- The problem
Using the data below, copy each line that includes the word "Historic".

- Entries
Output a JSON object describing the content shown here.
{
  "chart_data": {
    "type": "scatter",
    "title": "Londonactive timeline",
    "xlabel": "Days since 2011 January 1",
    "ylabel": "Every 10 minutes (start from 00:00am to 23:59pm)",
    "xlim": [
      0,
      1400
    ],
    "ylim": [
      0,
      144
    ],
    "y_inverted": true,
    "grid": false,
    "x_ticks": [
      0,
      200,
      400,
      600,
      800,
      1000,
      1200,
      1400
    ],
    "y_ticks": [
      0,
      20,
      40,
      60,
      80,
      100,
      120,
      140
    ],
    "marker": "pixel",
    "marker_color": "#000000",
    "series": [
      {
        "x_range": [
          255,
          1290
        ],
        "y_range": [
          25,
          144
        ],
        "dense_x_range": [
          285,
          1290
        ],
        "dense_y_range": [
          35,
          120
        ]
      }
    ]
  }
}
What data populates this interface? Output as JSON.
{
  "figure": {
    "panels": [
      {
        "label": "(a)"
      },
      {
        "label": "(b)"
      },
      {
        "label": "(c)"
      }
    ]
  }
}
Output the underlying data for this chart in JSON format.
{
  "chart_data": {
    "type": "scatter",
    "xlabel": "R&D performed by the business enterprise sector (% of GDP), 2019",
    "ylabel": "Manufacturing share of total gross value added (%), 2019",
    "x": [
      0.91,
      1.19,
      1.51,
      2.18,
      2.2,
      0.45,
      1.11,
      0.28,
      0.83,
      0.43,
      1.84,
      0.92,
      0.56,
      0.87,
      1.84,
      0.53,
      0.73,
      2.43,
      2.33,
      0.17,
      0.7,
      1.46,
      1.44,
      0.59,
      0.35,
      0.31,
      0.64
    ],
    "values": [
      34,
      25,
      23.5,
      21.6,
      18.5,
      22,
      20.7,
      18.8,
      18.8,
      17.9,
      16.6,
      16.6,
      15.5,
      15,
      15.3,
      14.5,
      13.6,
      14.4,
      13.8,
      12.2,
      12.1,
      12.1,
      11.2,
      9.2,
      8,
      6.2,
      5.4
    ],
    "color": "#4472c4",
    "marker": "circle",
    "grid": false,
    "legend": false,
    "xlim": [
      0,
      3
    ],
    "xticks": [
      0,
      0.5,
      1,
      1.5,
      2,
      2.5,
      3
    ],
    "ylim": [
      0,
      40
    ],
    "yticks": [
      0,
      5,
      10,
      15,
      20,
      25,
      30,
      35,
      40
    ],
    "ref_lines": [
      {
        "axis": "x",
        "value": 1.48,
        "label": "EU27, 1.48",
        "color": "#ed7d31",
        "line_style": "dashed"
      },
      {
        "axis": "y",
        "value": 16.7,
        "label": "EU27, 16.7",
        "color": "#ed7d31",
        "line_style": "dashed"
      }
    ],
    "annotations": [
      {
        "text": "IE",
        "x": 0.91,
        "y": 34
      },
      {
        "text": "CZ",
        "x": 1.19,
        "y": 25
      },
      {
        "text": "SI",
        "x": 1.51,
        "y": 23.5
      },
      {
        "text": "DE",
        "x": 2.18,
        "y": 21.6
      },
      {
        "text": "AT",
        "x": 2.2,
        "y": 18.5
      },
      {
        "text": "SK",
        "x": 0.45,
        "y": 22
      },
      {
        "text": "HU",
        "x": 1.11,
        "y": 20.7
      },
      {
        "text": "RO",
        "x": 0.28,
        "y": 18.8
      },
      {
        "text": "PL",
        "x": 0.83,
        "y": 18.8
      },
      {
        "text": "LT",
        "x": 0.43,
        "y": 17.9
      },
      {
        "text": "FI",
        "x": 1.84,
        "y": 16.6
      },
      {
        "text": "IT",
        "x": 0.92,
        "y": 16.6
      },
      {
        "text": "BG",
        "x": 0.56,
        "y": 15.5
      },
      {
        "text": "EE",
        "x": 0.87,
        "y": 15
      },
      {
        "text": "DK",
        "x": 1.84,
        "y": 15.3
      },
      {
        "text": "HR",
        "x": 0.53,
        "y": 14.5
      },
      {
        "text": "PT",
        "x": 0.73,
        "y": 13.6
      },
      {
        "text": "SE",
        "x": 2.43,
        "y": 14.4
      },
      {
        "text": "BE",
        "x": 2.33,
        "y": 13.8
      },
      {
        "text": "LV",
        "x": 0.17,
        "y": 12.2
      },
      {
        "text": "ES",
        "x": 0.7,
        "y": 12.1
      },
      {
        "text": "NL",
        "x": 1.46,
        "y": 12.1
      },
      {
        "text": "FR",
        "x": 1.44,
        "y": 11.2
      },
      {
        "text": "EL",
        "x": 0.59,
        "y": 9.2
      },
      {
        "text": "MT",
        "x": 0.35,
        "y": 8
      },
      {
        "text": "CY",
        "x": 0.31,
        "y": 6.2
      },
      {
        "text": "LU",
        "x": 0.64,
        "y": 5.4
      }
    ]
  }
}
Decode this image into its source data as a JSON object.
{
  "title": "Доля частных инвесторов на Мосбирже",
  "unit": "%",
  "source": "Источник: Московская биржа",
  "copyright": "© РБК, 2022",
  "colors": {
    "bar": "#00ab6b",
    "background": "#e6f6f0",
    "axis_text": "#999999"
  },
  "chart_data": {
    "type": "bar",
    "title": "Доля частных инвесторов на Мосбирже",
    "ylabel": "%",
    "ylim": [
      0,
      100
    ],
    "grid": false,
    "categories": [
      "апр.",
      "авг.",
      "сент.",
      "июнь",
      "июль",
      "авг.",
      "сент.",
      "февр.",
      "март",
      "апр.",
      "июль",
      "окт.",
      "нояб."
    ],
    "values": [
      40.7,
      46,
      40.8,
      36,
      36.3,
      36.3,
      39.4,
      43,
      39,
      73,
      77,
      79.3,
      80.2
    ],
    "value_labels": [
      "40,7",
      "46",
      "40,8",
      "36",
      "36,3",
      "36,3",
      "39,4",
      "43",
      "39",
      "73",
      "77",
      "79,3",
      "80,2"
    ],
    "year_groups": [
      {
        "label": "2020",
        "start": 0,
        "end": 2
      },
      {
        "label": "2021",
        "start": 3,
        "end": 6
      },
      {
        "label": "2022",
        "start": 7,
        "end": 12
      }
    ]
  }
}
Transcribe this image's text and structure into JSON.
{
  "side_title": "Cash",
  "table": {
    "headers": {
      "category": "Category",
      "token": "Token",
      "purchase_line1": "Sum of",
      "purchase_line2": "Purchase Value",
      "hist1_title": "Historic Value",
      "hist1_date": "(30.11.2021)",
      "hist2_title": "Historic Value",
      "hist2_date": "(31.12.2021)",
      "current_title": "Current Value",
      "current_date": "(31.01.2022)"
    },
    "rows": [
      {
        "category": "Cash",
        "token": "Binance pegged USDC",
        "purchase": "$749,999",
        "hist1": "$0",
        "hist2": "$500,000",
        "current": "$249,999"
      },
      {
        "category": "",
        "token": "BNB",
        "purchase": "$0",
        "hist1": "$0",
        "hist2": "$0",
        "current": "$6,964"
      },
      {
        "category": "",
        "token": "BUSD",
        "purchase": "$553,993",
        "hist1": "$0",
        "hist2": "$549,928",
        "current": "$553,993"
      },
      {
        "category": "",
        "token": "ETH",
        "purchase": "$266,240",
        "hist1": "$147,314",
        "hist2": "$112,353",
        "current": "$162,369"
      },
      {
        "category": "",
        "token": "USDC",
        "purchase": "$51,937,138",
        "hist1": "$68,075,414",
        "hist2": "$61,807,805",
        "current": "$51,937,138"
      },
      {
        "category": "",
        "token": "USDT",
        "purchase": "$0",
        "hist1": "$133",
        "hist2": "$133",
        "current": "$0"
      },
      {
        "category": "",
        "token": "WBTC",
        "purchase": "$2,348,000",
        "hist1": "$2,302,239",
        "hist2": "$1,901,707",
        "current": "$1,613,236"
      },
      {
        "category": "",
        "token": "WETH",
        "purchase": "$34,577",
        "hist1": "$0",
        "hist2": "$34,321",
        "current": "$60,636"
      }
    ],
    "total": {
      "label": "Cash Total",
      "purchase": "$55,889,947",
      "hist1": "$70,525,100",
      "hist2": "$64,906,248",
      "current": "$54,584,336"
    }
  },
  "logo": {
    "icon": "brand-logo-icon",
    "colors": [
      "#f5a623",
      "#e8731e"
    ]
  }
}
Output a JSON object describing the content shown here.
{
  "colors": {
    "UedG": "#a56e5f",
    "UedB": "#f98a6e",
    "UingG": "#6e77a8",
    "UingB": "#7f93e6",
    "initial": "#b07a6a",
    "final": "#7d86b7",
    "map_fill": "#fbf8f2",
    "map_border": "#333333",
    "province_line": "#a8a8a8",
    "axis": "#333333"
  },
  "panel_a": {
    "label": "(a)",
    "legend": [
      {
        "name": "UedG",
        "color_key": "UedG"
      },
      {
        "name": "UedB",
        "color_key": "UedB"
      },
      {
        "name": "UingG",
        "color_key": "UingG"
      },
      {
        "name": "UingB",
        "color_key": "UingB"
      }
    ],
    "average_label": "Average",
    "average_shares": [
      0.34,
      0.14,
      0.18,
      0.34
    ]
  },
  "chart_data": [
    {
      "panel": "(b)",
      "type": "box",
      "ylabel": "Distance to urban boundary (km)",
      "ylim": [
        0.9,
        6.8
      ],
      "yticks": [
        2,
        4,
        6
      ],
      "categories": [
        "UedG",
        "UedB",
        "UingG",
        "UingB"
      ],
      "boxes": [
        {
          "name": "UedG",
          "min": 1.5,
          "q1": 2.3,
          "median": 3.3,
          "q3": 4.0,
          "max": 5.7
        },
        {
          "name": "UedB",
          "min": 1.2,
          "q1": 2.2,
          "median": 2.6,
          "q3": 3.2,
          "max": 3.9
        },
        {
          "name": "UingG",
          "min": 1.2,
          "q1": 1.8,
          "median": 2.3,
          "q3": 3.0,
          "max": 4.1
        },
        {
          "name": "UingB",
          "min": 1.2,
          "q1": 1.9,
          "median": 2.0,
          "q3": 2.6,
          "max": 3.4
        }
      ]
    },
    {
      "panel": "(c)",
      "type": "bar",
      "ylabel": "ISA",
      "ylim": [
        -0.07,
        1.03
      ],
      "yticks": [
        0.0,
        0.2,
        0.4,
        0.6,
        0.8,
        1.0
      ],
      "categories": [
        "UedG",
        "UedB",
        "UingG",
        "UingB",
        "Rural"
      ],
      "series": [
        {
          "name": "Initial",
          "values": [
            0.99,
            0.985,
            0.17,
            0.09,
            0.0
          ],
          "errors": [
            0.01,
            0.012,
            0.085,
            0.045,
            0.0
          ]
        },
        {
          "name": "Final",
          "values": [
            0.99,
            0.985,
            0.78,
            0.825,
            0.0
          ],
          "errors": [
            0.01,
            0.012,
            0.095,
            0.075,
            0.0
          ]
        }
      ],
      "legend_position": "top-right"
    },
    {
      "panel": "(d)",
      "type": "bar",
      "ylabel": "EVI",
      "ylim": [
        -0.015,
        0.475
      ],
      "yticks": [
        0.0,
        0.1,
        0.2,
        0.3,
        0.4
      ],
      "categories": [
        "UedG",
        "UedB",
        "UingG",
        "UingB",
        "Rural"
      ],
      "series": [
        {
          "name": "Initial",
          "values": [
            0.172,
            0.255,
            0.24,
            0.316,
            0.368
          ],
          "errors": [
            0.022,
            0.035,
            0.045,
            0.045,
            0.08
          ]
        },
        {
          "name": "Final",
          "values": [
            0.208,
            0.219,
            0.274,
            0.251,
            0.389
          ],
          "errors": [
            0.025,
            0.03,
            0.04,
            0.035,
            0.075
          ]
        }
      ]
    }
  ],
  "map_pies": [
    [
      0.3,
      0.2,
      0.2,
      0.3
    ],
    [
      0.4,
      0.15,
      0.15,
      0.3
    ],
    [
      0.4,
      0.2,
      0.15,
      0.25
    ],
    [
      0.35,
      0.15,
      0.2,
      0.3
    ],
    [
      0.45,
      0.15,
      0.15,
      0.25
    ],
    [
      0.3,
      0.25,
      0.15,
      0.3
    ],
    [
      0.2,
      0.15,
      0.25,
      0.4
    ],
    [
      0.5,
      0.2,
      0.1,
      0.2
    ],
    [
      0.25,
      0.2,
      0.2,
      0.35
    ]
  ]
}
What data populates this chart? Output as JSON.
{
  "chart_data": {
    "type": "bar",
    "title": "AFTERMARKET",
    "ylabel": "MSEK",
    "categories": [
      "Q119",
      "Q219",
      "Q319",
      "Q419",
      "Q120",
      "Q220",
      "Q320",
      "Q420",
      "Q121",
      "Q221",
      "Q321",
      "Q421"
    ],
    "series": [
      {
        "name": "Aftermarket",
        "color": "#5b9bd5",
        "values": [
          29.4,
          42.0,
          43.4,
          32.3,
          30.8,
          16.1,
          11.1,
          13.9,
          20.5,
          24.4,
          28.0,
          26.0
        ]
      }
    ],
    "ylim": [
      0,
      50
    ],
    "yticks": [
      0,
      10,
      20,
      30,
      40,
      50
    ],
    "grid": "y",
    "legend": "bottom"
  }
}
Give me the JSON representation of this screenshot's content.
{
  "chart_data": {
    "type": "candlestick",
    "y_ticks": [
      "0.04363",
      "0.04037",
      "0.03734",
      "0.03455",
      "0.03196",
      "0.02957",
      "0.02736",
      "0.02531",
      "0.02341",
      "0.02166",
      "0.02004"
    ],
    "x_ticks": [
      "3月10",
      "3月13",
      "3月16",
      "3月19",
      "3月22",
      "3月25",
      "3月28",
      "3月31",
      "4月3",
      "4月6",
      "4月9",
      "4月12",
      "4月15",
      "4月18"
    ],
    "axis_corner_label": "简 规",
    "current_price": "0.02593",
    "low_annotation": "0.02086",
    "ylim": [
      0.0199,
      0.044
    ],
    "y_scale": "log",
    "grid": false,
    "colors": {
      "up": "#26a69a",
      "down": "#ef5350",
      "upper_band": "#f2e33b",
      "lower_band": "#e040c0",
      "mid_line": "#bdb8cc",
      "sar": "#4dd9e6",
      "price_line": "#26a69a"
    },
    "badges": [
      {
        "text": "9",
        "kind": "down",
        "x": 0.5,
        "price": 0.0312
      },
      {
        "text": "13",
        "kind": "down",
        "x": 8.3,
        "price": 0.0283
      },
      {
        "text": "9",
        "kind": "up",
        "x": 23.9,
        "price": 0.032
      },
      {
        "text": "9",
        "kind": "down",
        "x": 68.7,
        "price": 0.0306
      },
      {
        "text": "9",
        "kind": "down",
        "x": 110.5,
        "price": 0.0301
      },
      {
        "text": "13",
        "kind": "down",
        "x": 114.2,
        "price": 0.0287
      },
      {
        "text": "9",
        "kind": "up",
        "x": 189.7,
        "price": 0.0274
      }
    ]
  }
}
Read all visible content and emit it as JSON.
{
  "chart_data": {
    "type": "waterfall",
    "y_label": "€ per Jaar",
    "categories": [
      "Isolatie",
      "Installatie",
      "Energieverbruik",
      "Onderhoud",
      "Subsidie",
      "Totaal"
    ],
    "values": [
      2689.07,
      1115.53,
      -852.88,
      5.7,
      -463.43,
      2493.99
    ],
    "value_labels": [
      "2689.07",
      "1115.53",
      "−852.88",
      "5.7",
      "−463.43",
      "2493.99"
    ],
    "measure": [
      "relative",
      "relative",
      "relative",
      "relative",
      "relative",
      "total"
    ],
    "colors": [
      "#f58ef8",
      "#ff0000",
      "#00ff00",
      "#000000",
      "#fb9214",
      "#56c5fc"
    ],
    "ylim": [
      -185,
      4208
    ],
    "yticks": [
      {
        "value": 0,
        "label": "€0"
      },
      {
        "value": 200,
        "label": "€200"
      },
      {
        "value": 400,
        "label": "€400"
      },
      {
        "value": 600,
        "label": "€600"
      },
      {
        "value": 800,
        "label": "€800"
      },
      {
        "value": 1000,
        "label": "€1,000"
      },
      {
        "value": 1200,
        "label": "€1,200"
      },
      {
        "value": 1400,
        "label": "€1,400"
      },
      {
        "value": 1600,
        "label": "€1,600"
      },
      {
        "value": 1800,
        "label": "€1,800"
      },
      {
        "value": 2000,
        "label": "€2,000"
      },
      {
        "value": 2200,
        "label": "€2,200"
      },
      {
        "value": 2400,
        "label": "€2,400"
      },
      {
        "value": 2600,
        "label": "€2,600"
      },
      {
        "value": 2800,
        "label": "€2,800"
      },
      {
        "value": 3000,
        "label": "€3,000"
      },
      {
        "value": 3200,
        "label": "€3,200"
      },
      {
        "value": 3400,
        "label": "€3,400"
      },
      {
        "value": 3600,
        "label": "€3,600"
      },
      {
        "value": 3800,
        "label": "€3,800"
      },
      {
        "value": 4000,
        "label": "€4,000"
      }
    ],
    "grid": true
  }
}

- The solution
      "hist1_title": "Historic Value",
      "hist2_title": "Historic Value",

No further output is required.